§ Task goal: Reproduce every entry below precisely; do not include the pictures.

§ Input:
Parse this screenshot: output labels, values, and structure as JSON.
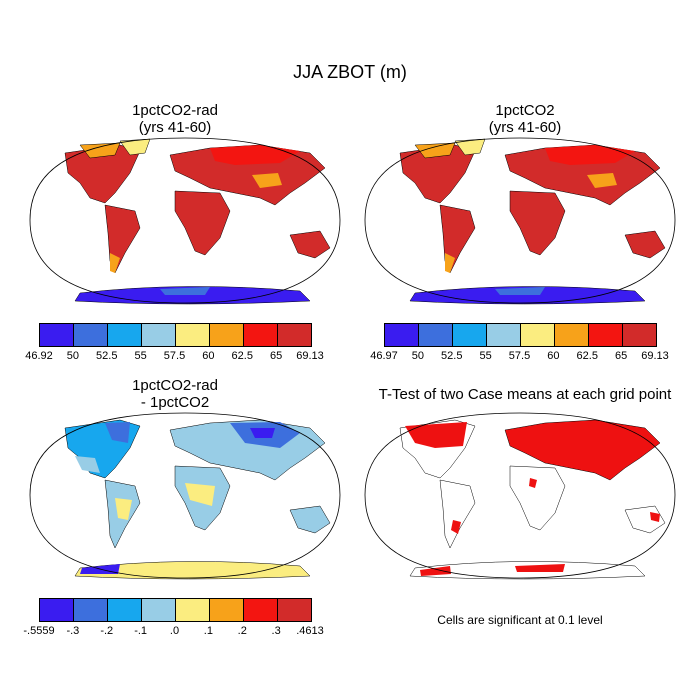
{
  "title": "JJA ZBOT (m)",
  "panels": [
    {
      "id": "p1",
      "title_line1": "1pctCO2-rad",
      "title_line2": "(yrs 41-60)"
    },
    {
      "id": "p2",
      "title_line1": "1pctCO2",
      "title_line2": "(yrs 41-60)"
    },
    {
      "id": "p3",
      "title_line1": "1pctCO2-rad",
      "title_line2": "- 1pctCO2"
    },
    {
      "id": "p4",
      "title_line1": "T-Test of two Case means at each grid point",
      "title_line2": ""
    }
  ],
  "colorbars": [
    {
      "id": "cb1",
      "colors": [
        "#3a1cf0",
        "#3d6fdd",
        "#17a7ee",
        "#98cde6",
        "#fbed80",
        "#f7a21a",
        "#f31511",
        "#d22b2a"
      ],
      "labels": [
        "46.92",
        "50",
        "52.5",
        "55",
        "57.5",
        "60",
        "62.5",
        "65",
        "69.13"
      ]
    },
    {
      "id": "cb2",
      "colors": [
        "#3a1cf0",
        "#3d6fdd",
        "#17a7ee",
        "#98cde6",
        "#fbed80",
        "#f7a21a",
        "#f31511",
        "#d22b2a"
      ],
      "labels": [
        "46.97",
        "50",
        "52.5",
        "55",
        "57.5",
        "60",
        "62.5",
        "65",
        "69.13"
      ]
    },
    {
      "id": "cb3",
      "colors": [
        "#3a1cf0",
        "#3d6fdd",
        "#17a7ee",
        "#98cde6",
        "#fbed80",
        "#f7a21a",
        "#f31511",
        "#d22b2a"
      ],
      "labels": [
        "-.5559",
        "-.3",
        "-.2",
        "-.1",
        ".0",
        ".1",
        ".2",
        ".3",
        ".4613"
      ]
    }
  ],
  "significance_note": "Cells are significant at 0.1 level",
  "colors": {
    "land_warm": "#d22b2a",
    "land_orange": "#f7a21a",
    "antarctica": "#3a1cf0",
    "diff_blue": "#98cde6",
    "diff_dark": "#3d6fdd",
    "sig_red": "#ee1111"
  }
}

§ Answer below:
Parse this screenshot: output labels, values, and structure as JSON.
{
  "title": "JJA ZBOT (m)",
  "panels": [
    {
      "id": "p1",
      "title_line1": "1pctCO2-rad",
      "title_line2": "(yrs 41-60)"
    },
    {
      "id": "p2",
      "title_line1": "1pctCO2",
      "title_line2": "(yrs 41-60)"
    },
    {
      "id": "p3",
      "title_line1": "1pctCO2-rad",
      "title_line2": "- 1pctCO2"
    },
    {
      "id": "p4",
      "title_line1": "T-Test of two Case means at each grid point",
      "title_line2": ""
    }
  ],
  "colorbars": [
    {
      "id": "cb1",
      "colors": [
        "#3a1cf0",
        "#3d6fdd",
        "#17a7ee",
        "#98cde6",
        "#fbed80",
        "#f7a21a",
        "#f31511",
        "#d22b2a"
      ],
      "labels": [
        "46.92",
        "50",
        "52.5",
        "55",
        "57.5",
        "60",
        "62.5",
        "65",
        "69.13"
      ]
    },
    {
      "id": "cb2",
      "colors": [
        "#3a1cf0",
        "#3d6fdd",
        "#17a7ee",
        "#98cde6",
        "#fbed80",
        "#f7a21a",
        "#f31511",
        "#d22b2a"
      ],
      "labels": [
        "46.97",
        "50",
        "52.5",
        "55",
        "57.5",
        "60",
        "62.5",
        "65",
        "69.13"
      ]
    },
    {
      "id": "cb3",
      "colors": [
        "#3a1cf0",
        "#3d6fdd",
        "#17a7ee",
        "#98cde6",
        "#fbed80",
        "#f7a21a",
        "#f31511",
        "#d22b2a"
      ],
      "labels": [
        "-.5559",
        "-.3",
        "-.2",
        "-.1",
        ".0",
        ".1",
        ".2",
        ".3",
        ".4613"
      ]
    }
  ],
  "significance_note": "Cells are significant at 0.1 level",
  "colors": {
    "land_warm": "#d22b2a",
    "land_orange": "#f7a21a",
    "antarctica": "#3a1cf0",
    "diff_blue": "#98cde6",
    "diff_dark": "#3d6fdd",
    "sig_red": "#ee1111"
  }
}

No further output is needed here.